*Problem description*: Nothing should be left out: repeat all the data exactly.

*Excerpted data*:
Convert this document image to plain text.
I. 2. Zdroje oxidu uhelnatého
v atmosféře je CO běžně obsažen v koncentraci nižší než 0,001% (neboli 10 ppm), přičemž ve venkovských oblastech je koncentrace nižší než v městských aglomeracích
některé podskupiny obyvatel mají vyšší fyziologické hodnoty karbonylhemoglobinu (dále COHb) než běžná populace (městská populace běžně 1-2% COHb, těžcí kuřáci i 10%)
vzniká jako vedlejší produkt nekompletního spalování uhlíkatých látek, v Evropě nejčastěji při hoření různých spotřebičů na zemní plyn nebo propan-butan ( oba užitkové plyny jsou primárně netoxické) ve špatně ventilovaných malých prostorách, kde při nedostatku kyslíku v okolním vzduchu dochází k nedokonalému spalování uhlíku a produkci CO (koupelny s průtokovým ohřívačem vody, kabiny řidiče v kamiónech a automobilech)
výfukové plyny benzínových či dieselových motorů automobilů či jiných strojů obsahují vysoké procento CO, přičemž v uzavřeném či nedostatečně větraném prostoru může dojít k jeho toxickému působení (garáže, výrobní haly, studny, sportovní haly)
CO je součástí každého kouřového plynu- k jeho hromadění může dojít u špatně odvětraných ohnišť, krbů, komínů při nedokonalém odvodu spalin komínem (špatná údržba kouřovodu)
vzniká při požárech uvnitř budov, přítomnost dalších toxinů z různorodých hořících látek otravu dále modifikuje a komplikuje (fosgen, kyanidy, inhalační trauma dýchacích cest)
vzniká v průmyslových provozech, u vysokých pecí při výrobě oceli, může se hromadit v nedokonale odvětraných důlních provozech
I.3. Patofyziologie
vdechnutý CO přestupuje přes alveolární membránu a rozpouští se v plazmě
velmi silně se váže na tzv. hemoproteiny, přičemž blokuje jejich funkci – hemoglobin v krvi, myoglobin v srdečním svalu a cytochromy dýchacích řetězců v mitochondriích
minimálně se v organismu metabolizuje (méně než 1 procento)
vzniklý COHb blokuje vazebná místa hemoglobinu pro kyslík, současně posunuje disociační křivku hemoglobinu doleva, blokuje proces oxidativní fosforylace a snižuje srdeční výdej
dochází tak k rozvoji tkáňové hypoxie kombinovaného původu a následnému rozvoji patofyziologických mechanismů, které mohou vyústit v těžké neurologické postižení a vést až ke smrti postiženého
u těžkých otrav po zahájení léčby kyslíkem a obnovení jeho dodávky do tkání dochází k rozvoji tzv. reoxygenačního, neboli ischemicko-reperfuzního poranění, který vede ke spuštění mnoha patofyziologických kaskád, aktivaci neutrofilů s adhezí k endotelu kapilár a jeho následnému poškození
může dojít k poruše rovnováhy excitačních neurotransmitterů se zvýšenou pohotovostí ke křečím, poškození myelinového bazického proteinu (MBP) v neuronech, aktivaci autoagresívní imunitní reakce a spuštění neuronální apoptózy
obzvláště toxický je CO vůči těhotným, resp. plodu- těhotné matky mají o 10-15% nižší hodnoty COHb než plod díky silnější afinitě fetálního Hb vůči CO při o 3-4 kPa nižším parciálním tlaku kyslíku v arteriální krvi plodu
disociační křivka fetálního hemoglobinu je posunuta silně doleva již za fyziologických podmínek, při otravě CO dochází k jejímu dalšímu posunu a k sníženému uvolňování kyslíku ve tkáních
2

*Final answer*:
Convert this document image to plain text.
I. 2. Zdroje oxidu uhelnatého
v atmosféře je CO běžně obsažen v koncentraci nižší než 0,001% (neboli 10 ppm), přičemž ve venkovských oblastech je koncentrace nižší než v městských aglomeracích
některé podskupiny obyvatel mají vyšší fyziologické hodnoty karbonylhemoglobinu (dále COHb) než běžná populace (městská populace běžně 1-2% COHb, těžcí kuřáci i 10%)
vzniká jako vedlejší produkt nekompletního spalování uhlíkatých látek, v Evropě nejčastěji při hoření různých spotřebičů na zemní plyn nebo propan-butan ( oba užitkové plyny jsou primárně netoxické) ve špatně ventilovaných malých prostorách, kde při nedostatku kyslíku v okolním vzduchu dochází k nedokonalému spalování uhlíku a produkci CO (koupelny s průtokovým ohřívačem vody, kabiny řidiče v kamiónech a automobilech)
výfukové plyny benzínových či dieselových motorů automobilů či jiných strojů obsahují vysoké procento CO, přičemž v uzavřeném či nedostatečně větraném prostoru může dojít k jeho toxickému působení (garáže, výrobní haly, studny, sportovní haly)
CO je součástí každého kouřového plynu- k jeho hromadění může dojít u špatně odvětraných ohnišť, krbů, komínů při nedokonalém odvodu spalin komínem (špatná údržba kouřovodu)
vzniká při požárech uvnitř budov, přítomnost dalších toxinů z různorodých hořících látek otravu dále modifikuje a komplikuje (fosgen, kyanidy, inhalační trauma dýchacích cest)
vzniká v průmyslových provozech, u vysokých pecí při výrobě oceli, může se hromadit v nedokonale odvětraných důlních provozech
I.3. Patofyziologie
vdechnutý CO přestupuje přes alveolární membránu a rozpouští se v plazmě
velmi silně se váže na tzv. hemoproteiny, přičemž blokuje jejich funkci – hemoglobin v krvi, myoglobin v srdečním svalu a cytochromy dýchacích řetězců v mitochondriích
minimálně se v organismu metabolizuje (méně než 1 procento)
vzniklý COHb blokuje vazebná místa hemoglobinu pro kyslík, současně posunuje disociační křivku hemoglobinu doleva, blokuje proces oxidativní fosforylace a snižuje srdeční výdej
dochází tak k rozvoji tkáňové hypoxie kombinovaného původu a následnému rozvoji patofyziologických mechanismů, které mohou vyústit v těžké neurologické postižení a vést až ke smrti postiženého
u těžkých otrav po zahájení léčby kyslíkem a obnovení jeho dodávky do tkání dochází k rozvoji tzv. reoxygenačního, neboli ischemicko-reperfuzního poranění, který vede ke spuštění mnoha patofyziologických kaskád, aktivaci neutrofilů s adhezí k endotelu kapilár a jeho následnému poškození
může dojít k poruše rovnováhy excitačních neurotransmitterů se zvýšenou pohotovostí ke křečím, poškození myelinového bazického proteinu (MBP) v neuronech, aktivaci autoagresívní imunitní reakce a spuštění neuronální apoptózy
obzvláště toxický je CO vůči těhotným, resp. plodu- těhotné matky mají o 10-15% nižší hodnoty COHb než plod díky silnější afinitě fetálního Hb vůči CO při o 3-4 kPa nižším parciálním tlaku kyslíku v arteriální krvi plodu
disociační křivka fetálního hemoglobinu je posunuta silně doleva již za fyziologických podmínek, při otravě CO dochází k jejímu dalšímu posunu a k sníženému uvolňování kyslíku ve tkáních
2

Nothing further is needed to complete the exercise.